Go through the records below line by line, counting those that contain the word "views"; answer with the count only.

----

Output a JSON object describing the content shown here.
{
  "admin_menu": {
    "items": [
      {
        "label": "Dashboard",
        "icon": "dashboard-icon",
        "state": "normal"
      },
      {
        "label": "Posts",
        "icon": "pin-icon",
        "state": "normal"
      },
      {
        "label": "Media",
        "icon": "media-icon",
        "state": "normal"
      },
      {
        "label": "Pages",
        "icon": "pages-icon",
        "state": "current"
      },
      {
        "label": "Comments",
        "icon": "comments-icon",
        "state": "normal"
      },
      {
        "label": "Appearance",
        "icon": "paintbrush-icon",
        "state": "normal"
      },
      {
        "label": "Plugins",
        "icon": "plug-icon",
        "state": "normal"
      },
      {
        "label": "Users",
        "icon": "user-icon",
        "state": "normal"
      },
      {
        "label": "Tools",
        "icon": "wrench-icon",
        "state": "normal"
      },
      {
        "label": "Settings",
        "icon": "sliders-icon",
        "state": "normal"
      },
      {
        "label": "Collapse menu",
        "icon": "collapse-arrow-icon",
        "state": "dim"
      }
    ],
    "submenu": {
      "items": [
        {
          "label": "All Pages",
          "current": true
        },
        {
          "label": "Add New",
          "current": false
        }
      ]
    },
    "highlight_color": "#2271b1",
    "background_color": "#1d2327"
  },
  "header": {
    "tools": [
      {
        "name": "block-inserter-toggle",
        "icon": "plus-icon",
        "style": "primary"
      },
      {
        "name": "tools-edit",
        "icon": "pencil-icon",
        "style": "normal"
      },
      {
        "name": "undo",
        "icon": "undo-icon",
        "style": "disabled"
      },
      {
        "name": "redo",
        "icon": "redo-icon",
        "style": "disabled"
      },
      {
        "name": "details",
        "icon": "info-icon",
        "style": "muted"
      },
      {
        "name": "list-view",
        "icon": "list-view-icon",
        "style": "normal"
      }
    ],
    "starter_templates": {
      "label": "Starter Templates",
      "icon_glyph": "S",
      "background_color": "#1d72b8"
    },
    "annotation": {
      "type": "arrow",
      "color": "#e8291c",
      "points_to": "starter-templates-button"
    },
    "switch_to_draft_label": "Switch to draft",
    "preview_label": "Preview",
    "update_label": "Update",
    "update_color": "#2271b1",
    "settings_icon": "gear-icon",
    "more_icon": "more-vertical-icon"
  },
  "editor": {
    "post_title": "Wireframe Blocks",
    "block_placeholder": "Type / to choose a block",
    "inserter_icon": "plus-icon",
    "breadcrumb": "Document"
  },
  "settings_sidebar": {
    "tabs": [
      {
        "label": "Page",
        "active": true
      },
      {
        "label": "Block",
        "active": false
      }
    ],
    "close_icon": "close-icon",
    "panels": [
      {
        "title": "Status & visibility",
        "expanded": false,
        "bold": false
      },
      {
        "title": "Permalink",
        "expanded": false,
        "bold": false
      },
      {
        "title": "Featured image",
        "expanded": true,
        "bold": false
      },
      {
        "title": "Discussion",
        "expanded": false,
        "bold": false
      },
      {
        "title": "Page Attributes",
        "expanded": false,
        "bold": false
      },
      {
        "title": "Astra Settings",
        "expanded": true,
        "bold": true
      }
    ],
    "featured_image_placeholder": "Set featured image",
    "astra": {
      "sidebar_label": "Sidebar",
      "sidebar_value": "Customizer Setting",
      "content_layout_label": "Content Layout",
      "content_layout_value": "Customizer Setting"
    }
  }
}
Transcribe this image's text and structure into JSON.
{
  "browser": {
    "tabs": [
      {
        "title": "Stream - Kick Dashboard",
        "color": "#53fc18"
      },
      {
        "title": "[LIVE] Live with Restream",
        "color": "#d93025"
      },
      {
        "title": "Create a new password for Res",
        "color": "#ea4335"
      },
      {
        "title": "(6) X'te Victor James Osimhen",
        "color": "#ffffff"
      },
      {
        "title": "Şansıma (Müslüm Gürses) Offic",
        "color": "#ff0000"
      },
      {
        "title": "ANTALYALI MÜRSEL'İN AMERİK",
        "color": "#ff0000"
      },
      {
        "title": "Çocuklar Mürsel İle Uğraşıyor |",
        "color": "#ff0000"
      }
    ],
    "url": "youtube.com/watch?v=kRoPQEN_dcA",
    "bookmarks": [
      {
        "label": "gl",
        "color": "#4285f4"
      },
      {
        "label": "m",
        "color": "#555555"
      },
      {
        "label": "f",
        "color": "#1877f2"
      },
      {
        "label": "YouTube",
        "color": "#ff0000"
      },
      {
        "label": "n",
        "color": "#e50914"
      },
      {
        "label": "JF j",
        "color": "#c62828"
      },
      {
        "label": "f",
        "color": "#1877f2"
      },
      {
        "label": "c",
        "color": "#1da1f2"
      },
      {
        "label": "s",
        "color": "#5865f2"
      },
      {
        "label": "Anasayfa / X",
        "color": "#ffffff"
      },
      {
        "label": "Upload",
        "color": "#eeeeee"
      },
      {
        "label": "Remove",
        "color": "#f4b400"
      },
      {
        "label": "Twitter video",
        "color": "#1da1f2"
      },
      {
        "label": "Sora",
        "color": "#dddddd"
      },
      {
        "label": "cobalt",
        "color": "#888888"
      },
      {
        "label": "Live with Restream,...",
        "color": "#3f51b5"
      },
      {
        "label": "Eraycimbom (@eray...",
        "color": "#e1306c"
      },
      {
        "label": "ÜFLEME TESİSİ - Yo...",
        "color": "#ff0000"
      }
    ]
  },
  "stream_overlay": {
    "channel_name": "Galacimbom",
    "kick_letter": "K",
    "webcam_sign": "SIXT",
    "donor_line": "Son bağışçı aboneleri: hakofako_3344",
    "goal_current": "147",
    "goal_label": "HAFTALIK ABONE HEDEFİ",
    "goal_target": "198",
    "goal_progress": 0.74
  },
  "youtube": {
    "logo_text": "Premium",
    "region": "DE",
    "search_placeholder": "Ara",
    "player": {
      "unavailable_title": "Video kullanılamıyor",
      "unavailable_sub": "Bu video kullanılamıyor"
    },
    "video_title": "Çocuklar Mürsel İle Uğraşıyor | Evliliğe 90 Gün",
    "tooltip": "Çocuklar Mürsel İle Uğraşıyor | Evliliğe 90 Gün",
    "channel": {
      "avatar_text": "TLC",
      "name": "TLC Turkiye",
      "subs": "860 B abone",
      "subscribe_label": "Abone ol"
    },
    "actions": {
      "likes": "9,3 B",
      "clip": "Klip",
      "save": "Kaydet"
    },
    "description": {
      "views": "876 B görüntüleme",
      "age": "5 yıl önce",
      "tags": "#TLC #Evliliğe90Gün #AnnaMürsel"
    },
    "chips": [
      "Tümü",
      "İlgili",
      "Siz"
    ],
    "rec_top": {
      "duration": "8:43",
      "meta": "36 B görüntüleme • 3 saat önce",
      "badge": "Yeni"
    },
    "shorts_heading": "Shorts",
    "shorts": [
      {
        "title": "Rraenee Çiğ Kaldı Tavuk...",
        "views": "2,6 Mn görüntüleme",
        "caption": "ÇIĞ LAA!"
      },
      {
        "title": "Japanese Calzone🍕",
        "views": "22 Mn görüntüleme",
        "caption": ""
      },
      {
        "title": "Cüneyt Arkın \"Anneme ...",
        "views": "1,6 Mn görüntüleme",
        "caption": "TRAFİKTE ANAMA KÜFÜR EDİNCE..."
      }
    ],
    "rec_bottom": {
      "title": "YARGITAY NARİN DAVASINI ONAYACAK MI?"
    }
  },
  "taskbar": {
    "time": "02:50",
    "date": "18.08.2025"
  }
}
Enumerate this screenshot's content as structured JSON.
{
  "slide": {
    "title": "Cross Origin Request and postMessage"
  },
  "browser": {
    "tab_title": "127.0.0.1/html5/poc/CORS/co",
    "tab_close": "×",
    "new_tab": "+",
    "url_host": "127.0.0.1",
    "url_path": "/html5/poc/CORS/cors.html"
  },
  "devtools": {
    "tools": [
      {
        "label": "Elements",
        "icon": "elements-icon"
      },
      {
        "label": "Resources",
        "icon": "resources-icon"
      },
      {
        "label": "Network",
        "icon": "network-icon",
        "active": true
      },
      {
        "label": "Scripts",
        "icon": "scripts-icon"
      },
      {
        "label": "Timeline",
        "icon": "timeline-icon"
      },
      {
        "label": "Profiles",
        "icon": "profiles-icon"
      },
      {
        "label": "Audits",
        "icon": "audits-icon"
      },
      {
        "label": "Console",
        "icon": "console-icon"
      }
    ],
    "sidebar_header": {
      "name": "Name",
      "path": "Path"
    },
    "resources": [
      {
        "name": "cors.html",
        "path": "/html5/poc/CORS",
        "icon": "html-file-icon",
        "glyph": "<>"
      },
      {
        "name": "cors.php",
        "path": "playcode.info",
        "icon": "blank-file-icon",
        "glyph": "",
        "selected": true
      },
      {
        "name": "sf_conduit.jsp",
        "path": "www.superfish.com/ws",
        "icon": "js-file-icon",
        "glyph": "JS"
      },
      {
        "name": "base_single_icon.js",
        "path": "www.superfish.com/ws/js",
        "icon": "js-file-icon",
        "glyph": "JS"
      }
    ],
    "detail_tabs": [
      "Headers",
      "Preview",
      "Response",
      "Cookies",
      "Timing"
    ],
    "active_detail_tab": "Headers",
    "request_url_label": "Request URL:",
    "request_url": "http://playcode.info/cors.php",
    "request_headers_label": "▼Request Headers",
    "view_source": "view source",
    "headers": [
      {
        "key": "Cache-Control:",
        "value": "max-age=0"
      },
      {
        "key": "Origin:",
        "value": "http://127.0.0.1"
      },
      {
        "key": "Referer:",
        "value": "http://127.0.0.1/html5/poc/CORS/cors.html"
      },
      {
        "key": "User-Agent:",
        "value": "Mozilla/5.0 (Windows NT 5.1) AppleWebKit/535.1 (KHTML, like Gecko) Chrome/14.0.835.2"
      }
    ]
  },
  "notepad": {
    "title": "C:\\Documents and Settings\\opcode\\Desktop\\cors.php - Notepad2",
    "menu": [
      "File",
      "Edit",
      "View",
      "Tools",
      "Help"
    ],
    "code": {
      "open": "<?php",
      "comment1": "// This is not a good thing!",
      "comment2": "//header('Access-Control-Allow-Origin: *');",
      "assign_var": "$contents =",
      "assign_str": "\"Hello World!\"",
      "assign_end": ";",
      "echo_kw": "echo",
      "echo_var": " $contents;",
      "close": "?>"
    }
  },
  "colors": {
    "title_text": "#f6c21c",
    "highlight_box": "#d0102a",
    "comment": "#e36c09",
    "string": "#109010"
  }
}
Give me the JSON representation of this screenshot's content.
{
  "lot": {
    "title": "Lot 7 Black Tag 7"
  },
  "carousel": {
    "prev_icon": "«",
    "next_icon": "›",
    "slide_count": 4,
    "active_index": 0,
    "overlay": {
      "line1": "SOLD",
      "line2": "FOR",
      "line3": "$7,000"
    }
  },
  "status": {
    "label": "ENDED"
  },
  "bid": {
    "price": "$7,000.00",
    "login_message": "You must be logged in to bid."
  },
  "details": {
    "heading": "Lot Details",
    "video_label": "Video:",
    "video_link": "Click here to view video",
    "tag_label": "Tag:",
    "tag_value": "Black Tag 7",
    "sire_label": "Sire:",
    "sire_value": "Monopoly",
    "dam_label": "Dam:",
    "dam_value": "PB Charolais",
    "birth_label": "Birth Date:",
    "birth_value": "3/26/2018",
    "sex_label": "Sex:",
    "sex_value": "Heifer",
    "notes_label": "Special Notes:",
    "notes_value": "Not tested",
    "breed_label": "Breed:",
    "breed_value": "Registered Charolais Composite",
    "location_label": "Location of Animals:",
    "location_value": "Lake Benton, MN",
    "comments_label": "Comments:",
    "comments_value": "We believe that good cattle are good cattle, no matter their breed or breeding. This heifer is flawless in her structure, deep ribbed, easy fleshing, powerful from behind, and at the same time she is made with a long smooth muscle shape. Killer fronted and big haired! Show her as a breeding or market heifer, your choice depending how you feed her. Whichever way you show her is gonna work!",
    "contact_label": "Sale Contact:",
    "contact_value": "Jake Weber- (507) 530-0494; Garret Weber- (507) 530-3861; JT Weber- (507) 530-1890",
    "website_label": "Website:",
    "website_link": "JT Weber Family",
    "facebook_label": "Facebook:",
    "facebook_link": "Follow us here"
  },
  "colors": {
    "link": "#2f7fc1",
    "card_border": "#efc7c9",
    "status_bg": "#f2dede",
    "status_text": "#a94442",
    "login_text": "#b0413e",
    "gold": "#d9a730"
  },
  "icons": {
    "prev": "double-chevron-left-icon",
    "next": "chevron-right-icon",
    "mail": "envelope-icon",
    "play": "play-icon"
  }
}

----

(PROBLEM SOLUTION) 4